# Start of DATA SHOWN
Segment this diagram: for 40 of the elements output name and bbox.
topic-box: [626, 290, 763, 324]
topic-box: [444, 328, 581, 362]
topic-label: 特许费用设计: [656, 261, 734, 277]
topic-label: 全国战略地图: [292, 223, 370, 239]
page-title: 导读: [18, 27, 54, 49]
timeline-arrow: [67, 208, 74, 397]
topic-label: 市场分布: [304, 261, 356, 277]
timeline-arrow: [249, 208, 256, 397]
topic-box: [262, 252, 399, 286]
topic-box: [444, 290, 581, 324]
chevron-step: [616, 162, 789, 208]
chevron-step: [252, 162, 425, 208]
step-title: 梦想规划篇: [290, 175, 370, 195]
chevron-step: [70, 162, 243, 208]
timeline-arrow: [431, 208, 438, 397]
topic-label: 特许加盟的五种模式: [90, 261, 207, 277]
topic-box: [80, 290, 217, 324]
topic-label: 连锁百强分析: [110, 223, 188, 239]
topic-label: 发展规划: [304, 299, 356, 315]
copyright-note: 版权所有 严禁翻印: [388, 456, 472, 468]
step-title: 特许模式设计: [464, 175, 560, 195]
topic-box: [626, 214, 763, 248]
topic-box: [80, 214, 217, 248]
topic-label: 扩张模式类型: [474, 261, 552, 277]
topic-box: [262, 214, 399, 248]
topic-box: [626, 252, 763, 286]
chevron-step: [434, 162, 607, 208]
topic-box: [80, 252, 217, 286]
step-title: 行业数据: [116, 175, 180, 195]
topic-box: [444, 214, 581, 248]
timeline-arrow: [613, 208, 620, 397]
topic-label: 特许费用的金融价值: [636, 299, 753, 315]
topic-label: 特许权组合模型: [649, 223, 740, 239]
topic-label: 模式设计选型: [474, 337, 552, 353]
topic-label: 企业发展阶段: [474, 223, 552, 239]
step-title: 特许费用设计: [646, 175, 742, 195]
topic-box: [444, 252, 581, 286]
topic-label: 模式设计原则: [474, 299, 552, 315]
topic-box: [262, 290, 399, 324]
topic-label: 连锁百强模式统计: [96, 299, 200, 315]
# End of DATA SHOWN
### WRITTEN TASK
Write out every one of the rows above word for word, one per line, in the same order.

### THE COMPLETED TASK
Segment this diagram: for 40 of the elements output name and bbox.
topic-box: [626, 290, 763, 324]
topic-box: [444, 328, 581, 362]
topic-label: 特许费用设计: [656, 261, 734, 277]
topic-label: 全国战略地图: [292, 223, 370, 239]
page-title: 导读: [18, 27, 54, 49]
timeline-arrow: [67, 208, 74, 397]
topic-label: 市场分布: [304, 261, 356, 277]
timeline-arrow: [249, 208, 256, 397]
topic-box: [262, 252, 399, 286]
topic-box: [444, 290, 581, 324]
chevron-step: [616, 162, 789, 208]
chevron-step: [252, 162, 425, 208]
step-title: 梦想规划篇: [290, 175, 370, 195]
chevron-step: [70, 162, 243, 208]
timeline-arrow: [431, 208, 438, 397]
topic-label: 特许加盟的五种模式: [90, 261, 207, 277]
topic-box: [80, 290, 217, 324]
topic-label: 连锁百强分析: [110, 223, 188, 239]
topic-label: 发展规划: [304, 299, 356, 315]
copyright-note: 版权所有 严禁翻印: [388, 456, 472, 468]
step-title: 特许模式设计: [464, 175, 560, 195]
topic-box: [626, 214, 763, 248]
topic-box: [80, 214, 217, 248]
topic-label: 扩张模式类型: [474, 261, 552, 277]
topic-box: [262, 214, 399, 248]
topic-box: [626, 252, 763, 286]
chevron-step: [434, 162, 607, 208]
topic-box: [80, 252, 217, 286]
step-title: 行业数据: [116, 175, 180, 195]
topic-box: [444, 214, 581, 248]
timeline-arrow: [613, 208, 620, 397]
topic-label: 特许费用的金融价值: [636, 299, 753, 315]
topic-label: 特许权组合模型: [649, 223, 740, 239]
topic-label: 模式设计选型: [474, 337, 552, 353]
topic-label: 企业发展阶段: [474, 223, 552, 239]
step-title: 特许费用设计: [646, 175, 742, 195]
topic-box: [444, 252, 581, 286]
topic-label: 模式设计原则: [474, 299, 552, 315]
topic-box: [262, 290, 399, 324]
topic-label: 连锁百强模式统计: [96, 299, 200, 315]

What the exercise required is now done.